-- Set task --
Restate the full set of records exactly, word for word.

Figure collection entries:
* * * * * * * * *

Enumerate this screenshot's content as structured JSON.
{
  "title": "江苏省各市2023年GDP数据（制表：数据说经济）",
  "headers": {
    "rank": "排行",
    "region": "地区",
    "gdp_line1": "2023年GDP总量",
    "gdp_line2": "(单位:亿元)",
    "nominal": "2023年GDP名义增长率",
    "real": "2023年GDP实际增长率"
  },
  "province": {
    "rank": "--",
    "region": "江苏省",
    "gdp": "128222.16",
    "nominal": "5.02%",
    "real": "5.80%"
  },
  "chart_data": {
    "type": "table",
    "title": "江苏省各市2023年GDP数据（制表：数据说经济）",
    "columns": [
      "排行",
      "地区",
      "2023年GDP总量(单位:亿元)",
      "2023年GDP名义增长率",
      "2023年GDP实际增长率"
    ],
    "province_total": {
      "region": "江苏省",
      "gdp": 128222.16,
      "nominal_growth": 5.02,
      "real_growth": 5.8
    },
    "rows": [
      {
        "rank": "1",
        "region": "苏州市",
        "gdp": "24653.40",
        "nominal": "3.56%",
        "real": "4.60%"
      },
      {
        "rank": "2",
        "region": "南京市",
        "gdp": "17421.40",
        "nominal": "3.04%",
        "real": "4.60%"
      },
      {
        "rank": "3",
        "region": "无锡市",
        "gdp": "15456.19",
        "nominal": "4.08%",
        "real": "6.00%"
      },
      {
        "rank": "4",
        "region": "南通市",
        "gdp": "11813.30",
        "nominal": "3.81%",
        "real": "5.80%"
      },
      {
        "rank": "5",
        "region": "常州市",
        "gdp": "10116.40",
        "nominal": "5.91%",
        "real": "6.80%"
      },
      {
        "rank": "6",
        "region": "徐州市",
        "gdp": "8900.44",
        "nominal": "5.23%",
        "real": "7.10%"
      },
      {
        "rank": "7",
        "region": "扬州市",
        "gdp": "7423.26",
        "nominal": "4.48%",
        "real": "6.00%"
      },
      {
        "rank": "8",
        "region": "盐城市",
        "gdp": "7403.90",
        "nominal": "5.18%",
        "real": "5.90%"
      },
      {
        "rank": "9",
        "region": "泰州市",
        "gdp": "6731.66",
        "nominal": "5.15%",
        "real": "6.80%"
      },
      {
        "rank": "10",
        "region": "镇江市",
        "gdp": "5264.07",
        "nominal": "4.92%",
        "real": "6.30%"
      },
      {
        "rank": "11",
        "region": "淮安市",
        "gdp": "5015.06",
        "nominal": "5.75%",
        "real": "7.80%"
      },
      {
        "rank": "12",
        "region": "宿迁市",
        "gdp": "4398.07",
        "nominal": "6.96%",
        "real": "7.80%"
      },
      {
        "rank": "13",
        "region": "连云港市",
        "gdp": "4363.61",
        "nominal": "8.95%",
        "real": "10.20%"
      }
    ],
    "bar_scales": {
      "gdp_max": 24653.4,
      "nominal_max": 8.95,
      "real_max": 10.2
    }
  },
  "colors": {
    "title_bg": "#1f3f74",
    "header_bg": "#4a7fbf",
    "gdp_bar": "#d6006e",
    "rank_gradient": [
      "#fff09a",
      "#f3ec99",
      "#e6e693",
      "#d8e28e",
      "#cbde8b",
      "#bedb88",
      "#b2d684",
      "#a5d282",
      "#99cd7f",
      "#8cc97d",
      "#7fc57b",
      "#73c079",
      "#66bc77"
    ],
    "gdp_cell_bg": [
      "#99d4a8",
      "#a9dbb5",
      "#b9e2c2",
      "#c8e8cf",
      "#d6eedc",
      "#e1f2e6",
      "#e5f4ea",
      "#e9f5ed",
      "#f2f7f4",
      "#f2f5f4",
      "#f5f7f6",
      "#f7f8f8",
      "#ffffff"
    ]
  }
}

* * * * * * * * *

-- Answer for the task --
Enumerate this screenshot's content as structured JSON.
{
  "title": "江苏省各市2023年GDP数据（制表：数据说经济）",
  "headers": {
    "rank": "排行",
    "region": "地区",
    "gdp_line1": "2023年GDP总量",
    "gdp_line2": "(单位:亿元)",
    "nominal": "2023年GDP名义增长率",
    "real": "2023年GDP实际增长率"
  },
  "province": {
    "rank": "--",
    "region": "江苏省",
    "gdp": "128222.16",
    "nominal": "5.02%",
    "real": "5.80%"
  },
  "chart_data": {
    "type": "table",
    "title": "江苏省各市2023年GDP数据（制表：数据说经济）",
    "columns": [
      "排行",
      "地区",
      "2023年GDP总量(单位:亿元)",
      "2023年GDP名义增长率",
      "2023年GDP实际增长率"
    ],
    "province_total": {
      "region": "江苏省",
      "gdp": 128222.16,
      "nominal_growth": 5.02,
      "real_growth": 5.8
    },
    "rows": [
      {
        "rank": "1",
        "region": "苏州市",
        "gdp": "24653.40",
        "nominal": "3.56%",
        "real": "4.60%"
      },
      {
        "rank": "2",
        "region": "南京市",
        "gdp": "17421.40",
        "nominal": "3.04%",
        "real": "4.60%"
      },
      {
        "rank": "3",
        "region": "无锡市",
        "gdp": "15456.19",
        "nominal": "4.08%",
        "real": "6.00%"
      },
      {
        "rank": "4",
        "region": "南通市",
        "gdp": "11813.30",
        "nominal": "3.81%",
        "real": "5.80%"
      },
      {
        "rank": "5",
        "region": "常州市",
        "gdp": "10116.40",
        "nominal": "5.91%",
        "real": "6.80%"
      },
      {
        "rank": "6",
        "region": "徐州市",
        "gdp": "8900.44",
        "nominal": "5.23%",
        "real": "7.10%"
      },
      {
        "rank": "7",
        "region": "扬州市",
        "gdp": "7423.26",
        "nominal": "4.48%",
        "real": "6.00%"
      },
      {
        "rank": "8",
        "region": "盐城市",
        "gdp": "7403.90",
        "nominal": "5.18%",
        "real": "5.90%"
      },
      {
        "rank": "9",
        "region": "泰州市",
        "gdp": "6731.66",
        "nominal": "5.15%",
        "real": "6.80%"
      },
      {
        "rank": "10",
        "region": "镇江市",
        "gdp": "5264.07",
        "nominal": "4.92%",
        "real": "6.30%"
      },
      {
        "rank": "11",
        "region": "淮安市",
        "gdp": "5015.06",
        "nominal": "5.75%",
        "real": "7.80%"
      },
      {
        "rank": "12",
        "region": "宿迁市",
        "gdp": "4398.07",
        "nominal": "6.96%",
        "real": "7.80%"
      },
      {
        "rank": "13",
        "region": "连云港市",
        "gdp": "4363.61",
        "nominal": "8.95%",
        "real": "10.20%"
      }
    ],
    "bar_scales": {
      "gdp_max": 24653.4,
      "nominal_max": 8.95,
      "real_max": 10.2
    }
  },
  "colors": {
    "title_bg": "#1f3f74",
    "header_bg": "#4a7fbf",
    "gdp_bar": "#d6006e",
    "rank_gradient": [
      "#fff09a",
      "#f3ec99",
      "#e6e693",
      "#d8e28e",
      "#cbde8b",
      "#bedb88",
      "#b2d684",
      "#a5d282",
      "#99cd7f",
      "#8cc97d",
      "#7fc57b",
      "#73c079",
      "#66bc77"
    ],
    "gdp_cell_bg": [
      "#99d4a8",
      "#a9dbb5",
      "#b9e2c2",
      "#c8e8cf",
      "#d6eedc",
      "#e1f2e6",
      "#e5f4ea",
      "#e9f5ed",
      "#f2f7f4",
      "#f2f5f4",
      "#f5f7f6",
      "#f7f8f8",
      "#ffffff"
    ]
  }
}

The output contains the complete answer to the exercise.